*Work to be completed*.
Update the entries below by replacing "ball-type clutch" with "ball clutch" and leaving everything else unchanged.

[Stored items]
::::

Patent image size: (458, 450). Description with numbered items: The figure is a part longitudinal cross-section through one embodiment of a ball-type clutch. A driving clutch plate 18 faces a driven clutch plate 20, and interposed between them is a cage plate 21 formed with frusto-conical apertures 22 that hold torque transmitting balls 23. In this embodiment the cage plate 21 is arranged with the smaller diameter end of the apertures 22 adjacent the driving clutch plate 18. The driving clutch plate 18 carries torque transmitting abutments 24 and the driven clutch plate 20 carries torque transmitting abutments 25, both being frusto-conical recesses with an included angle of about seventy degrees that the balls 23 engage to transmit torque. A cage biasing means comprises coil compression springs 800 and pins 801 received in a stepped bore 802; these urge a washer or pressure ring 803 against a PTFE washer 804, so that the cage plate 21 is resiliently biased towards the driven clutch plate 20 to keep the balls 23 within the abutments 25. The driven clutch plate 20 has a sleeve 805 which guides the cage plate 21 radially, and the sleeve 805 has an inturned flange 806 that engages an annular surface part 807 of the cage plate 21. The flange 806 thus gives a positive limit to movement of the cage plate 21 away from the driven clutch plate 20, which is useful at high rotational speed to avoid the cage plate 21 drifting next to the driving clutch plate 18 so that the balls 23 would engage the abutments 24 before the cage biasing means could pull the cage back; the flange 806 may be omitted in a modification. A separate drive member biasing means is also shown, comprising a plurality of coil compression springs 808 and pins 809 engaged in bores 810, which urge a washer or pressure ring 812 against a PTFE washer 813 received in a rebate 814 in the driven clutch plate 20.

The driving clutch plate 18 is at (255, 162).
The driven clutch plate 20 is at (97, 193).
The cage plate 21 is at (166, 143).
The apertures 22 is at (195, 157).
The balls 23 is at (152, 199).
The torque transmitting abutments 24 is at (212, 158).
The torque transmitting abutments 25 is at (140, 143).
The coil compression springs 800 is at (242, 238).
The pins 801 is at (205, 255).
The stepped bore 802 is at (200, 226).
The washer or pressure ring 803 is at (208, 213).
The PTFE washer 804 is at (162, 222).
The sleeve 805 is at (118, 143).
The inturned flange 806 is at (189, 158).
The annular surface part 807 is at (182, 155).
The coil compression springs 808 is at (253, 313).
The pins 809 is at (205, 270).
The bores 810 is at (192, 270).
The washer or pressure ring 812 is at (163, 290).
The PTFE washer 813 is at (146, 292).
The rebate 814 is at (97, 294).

::::

*Solution for this exercise*.
Patent image size: (458, 450). Description with numbered items: The figure is a part longitudinal cross-section through one embodiment of a ball clutch. A driving clutch plate 18 faces a driven clutch plate 20, and interposed between them is a cage plate 21 formed with frusto-conical apertures 22 that hold torque transmitting balls 23. In this embodiment the cage plate 21 is arranged with the smaller diameter end of the apertures 22 adjacent the driving clutch plate 18. The driving clutch plate 18 carries torque transmitting abutments 24 and the driven clutch plate 20 carries torque transmitting abutments 25, both being frusto-conical recesses with an included angle of about seventy degrees that the balls 23 engage to transmit torque. A cage biasing means comprises coil compression springs 800 and pins 801 received in a stepped bore 802; these urge a washer or pressure ring 803 against a PTFE washer 804, so that the cage plate 21 is resiliently biased towards the driven clutch plate 20 to keep the balls 23 within the abutments 25. The driven clutch plate 20 has a sleeve 805 which guides the cage plate 21 radially, and the sleeve 805 has an inturned flange 806 that engages an annular surface part 807 of the cage plate 21. The flange 806 thus gives a positive limit to movement of the cage plate 21 away from the driven clutch plate 20, which is useful at high rotational speed to avoid the cage plate 21 drifting next to the driving clutch plate 18 so that the balls 23 would engage the abutments 24 before the cage biasing means could pull the cage back; the flange 806 may be omitted in a modification. A separate drive member biasing means is also shown, comprising a plurality of coil compression springs 808 and pins 809 engaged in bores 810, which urge a washer or pressure ring 812 against a PTFE washer 813 received in a rebate 814 in the driven clutch plate 20.

The driving clutch plate 18 is at (255, 162).
The driven clutch plate 20 is at (97, 193).
The cage plate 21 is at (166, 143).
The apertures 22 is at (195, 157).
The balls 23 is at (152, 199).
The torque transmitting abutments 24 is at (212, 158).
The torque transmitting abutments 25 is at (140, 143).
The coil compression springs 800 is at (242, 238).
The pins 801 is at (205, 255).
The stepped bore 802 is at (200, 226).
The washer or pressure ring 803 is at (208, 213).
The PTFE washer 804 is at (162, 222).
The sleeve 805 is at (118, 143).
The inturned flange 806 is at (189, 158).
The annular surface part 807 is at (182, 155).
The coil compression springs 808 is at (253, 313).
The pins 809 is at (205, 270).
The bores 810 is at (192, 270).
The washer or pressure ring 812 is at (163, 290).
The PTFE washer 813 is at (146, 292).
The rebate 814 is at (97, 294).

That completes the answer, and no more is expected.